Exercise aim |
Select from the records below every line that has the word "data" in it.

** Begin **

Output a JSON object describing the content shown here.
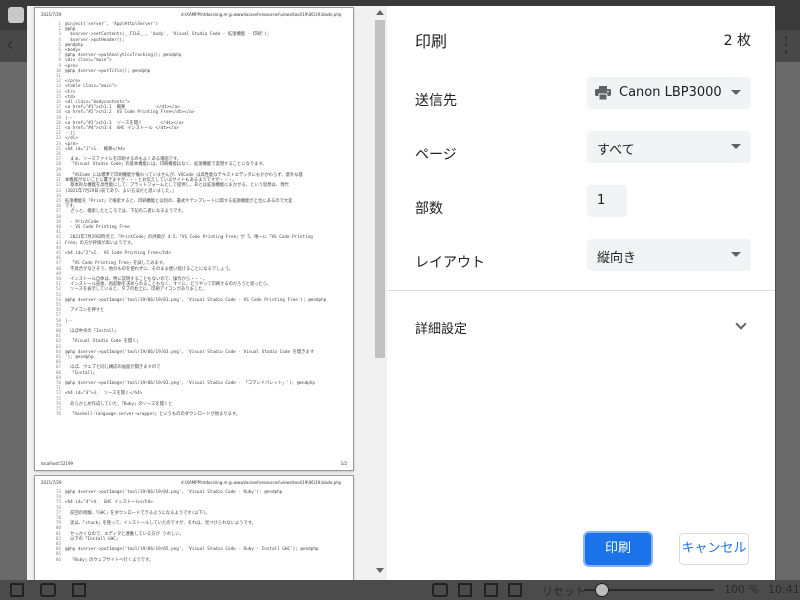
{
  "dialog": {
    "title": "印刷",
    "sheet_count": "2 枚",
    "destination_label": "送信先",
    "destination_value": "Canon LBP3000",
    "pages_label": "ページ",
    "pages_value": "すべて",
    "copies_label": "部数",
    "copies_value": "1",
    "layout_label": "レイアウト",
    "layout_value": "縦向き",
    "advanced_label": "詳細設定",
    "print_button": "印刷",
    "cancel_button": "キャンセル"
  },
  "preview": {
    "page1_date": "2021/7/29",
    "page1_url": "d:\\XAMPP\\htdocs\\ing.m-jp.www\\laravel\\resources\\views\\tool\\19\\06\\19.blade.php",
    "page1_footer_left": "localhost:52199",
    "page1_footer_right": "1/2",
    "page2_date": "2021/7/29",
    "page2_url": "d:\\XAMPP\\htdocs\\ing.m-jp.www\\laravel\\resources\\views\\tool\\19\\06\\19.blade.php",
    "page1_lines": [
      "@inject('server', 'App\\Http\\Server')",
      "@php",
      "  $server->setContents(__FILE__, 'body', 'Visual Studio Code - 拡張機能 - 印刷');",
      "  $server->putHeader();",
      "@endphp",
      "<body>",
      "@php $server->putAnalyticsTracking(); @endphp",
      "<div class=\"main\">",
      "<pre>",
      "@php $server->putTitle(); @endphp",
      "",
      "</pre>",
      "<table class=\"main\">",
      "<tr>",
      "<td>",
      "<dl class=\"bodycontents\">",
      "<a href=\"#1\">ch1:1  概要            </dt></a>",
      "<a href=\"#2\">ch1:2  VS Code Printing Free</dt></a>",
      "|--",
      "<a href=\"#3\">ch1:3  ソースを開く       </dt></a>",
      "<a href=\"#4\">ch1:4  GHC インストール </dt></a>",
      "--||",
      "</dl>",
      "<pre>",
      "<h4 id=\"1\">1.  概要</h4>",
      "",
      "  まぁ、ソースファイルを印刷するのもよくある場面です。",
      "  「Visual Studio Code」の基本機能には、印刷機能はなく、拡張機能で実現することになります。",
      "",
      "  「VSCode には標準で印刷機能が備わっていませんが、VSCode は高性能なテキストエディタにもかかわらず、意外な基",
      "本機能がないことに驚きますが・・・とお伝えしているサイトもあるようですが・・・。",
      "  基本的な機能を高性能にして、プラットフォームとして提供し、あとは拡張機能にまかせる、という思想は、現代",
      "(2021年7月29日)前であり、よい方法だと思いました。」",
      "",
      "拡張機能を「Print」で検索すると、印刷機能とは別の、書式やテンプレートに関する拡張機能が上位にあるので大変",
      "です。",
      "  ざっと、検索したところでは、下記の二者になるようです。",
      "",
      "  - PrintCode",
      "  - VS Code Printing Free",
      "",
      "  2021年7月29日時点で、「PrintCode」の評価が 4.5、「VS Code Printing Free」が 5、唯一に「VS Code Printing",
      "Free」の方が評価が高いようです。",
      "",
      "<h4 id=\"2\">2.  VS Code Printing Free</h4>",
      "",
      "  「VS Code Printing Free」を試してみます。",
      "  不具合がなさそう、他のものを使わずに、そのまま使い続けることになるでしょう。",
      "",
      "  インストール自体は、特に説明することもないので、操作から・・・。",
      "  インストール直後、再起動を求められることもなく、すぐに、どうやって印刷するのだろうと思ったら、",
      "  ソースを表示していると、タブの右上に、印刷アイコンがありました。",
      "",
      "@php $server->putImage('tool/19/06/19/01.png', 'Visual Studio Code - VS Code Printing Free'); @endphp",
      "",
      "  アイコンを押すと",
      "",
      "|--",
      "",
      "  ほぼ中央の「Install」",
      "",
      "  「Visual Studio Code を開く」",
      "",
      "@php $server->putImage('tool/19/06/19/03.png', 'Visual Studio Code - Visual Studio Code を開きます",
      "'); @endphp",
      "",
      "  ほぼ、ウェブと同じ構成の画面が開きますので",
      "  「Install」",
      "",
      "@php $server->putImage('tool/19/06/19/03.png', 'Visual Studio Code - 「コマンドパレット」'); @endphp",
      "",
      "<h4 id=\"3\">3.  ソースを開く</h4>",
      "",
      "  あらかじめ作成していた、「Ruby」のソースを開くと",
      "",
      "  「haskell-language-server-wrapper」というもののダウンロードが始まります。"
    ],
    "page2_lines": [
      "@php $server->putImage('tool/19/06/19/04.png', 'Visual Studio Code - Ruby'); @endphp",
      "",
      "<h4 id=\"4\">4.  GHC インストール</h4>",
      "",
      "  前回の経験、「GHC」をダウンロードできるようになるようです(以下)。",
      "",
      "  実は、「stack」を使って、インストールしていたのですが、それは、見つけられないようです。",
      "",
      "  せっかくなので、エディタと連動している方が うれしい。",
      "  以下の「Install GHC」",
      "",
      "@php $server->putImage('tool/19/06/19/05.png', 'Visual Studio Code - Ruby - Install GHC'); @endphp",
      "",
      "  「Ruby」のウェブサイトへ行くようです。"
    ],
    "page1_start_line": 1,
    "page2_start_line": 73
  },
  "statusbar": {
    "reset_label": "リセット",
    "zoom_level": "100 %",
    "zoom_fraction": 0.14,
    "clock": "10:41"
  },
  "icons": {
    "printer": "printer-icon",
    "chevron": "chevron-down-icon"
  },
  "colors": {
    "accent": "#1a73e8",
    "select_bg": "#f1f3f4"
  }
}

** End **
** Begin **

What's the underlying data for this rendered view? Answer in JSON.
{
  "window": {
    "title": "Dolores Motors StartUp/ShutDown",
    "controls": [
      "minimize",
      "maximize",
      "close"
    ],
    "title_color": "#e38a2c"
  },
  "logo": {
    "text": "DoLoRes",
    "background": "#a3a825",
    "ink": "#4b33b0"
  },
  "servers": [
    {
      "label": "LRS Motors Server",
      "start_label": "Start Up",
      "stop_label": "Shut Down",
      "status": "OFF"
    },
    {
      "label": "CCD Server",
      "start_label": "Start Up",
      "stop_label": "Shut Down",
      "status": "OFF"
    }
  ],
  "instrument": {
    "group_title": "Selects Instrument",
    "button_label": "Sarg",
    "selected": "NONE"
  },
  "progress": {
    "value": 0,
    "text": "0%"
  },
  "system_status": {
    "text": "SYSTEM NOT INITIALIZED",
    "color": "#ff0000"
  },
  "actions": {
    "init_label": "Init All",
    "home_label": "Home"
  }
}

** End **
** Begin **

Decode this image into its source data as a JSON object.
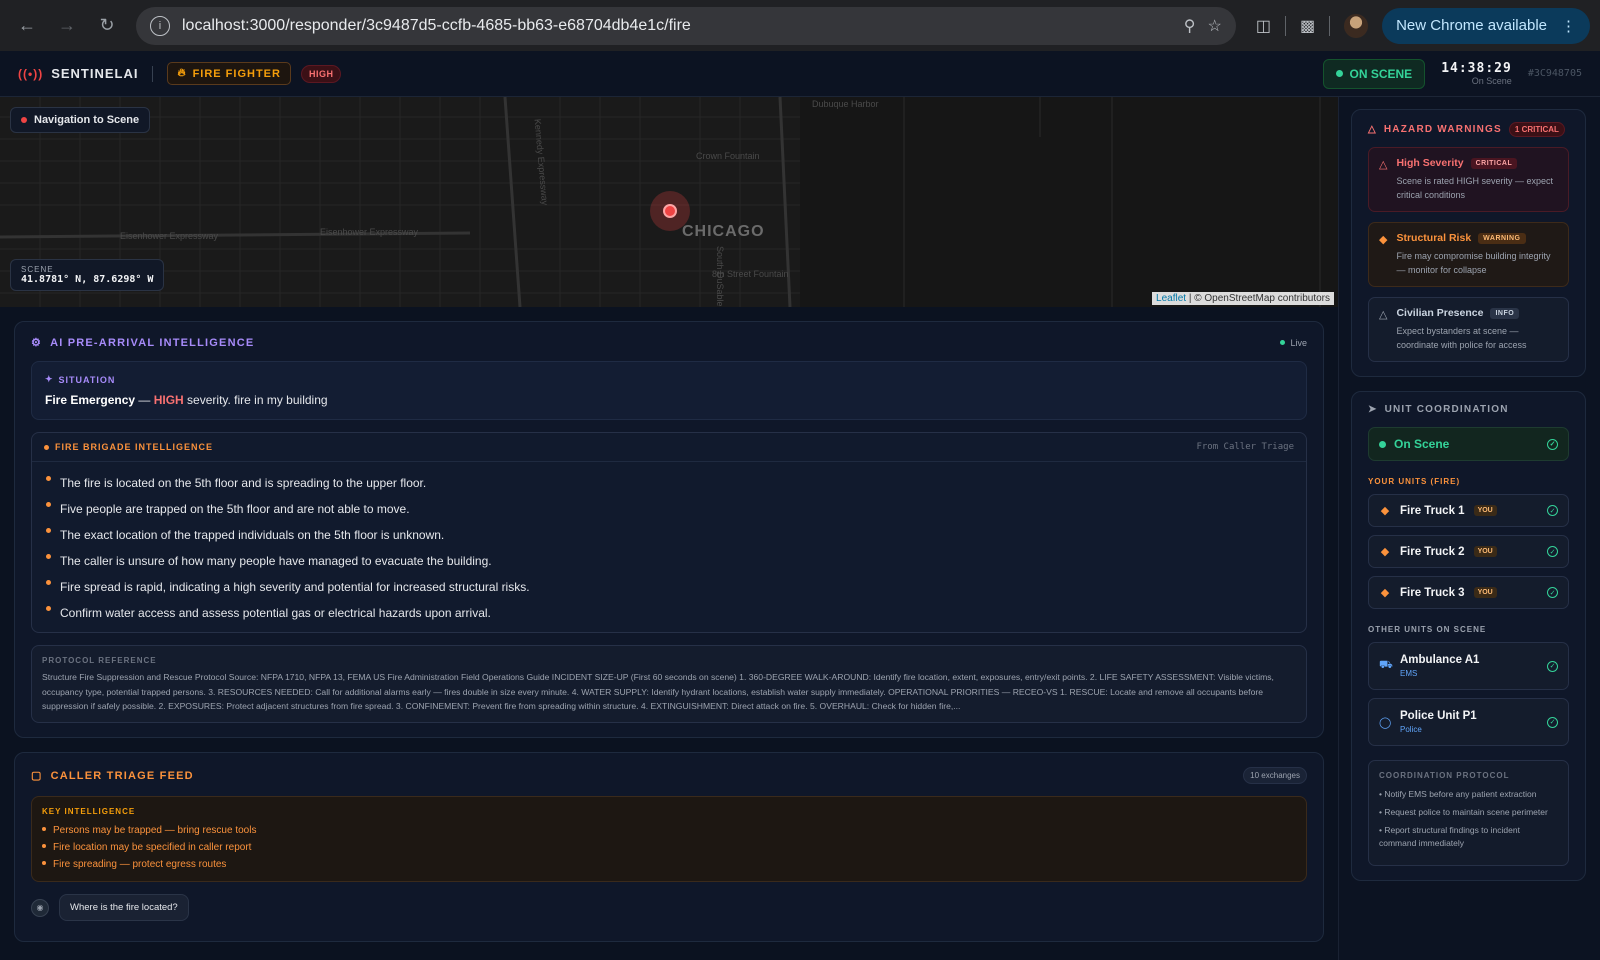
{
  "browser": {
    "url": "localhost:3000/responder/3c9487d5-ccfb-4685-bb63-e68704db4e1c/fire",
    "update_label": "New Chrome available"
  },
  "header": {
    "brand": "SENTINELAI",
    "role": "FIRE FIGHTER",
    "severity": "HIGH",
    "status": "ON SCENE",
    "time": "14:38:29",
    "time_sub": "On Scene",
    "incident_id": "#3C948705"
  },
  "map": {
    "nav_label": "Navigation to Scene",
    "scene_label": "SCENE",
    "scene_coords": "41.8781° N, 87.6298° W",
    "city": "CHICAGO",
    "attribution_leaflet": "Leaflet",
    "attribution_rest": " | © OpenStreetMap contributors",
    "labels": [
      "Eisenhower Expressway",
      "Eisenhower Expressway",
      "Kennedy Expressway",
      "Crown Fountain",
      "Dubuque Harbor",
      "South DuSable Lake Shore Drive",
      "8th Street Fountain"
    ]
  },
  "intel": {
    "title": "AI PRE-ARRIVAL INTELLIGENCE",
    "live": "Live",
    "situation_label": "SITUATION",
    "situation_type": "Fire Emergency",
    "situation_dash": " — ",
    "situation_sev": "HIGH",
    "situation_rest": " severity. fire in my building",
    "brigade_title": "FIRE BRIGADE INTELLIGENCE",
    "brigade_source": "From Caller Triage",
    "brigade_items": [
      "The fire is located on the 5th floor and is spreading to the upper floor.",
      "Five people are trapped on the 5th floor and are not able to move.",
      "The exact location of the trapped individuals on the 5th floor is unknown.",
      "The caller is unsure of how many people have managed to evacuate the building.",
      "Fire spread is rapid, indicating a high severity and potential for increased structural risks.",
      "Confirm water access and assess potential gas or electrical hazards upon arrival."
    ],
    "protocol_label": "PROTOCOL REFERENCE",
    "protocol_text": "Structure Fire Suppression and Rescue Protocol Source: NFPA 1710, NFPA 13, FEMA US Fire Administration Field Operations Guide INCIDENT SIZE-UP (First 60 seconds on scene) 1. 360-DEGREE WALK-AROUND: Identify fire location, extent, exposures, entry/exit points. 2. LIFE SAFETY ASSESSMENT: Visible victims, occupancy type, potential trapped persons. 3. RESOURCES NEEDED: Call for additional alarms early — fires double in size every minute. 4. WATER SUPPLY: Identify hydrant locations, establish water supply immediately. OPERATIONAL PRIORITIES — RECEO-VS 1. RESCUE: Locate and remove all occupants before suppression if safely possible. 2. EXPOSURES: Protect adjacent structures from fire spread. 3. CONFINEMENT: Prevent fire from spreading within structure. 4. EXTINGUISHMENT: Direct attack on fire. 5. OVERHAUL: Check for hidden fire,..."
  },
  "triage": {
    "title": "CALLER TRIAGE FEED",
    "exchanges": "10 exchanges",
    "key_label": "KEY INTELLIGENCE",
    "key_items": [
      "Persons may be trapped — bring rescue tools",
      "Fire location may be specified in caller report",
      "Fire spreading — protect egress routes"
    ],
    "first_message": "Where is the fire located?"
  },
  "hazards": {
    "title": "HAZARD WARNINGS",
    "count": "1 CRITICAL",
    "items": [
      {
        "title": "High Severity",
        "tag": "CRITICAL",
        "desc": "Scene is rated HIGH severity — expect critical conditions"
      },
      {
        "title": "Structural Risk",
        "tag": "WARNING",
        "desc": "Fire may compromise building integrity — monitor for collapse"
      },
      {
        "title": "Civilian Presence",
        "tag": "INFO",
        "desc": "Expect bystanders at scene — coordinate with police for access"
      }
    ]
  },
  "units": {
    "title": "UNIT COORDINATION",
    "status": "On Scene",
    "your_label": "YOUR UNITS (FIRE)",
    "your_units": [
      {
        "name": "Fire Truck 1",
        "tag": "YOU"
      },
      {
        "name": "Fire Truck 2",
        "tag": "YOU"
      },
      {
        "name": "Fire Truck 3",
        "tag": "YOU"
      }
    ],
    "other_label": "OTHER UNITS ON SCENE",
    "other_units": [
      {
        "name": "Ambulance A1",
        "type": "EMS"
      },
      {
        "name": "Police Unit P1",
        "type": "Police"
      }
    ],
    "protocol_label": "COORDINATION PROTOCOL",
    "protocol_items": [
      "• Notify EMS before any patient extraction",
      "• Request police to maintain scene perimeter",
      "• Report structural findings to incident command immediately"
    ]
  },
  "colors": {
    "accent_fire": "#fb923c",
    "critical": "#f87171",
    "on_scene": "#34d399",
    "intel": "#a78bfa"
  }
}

** End **

Worked answer |
What's the underlying data for this rendered view? Answer in JSON.
Decode this image into its source data as a JSON object.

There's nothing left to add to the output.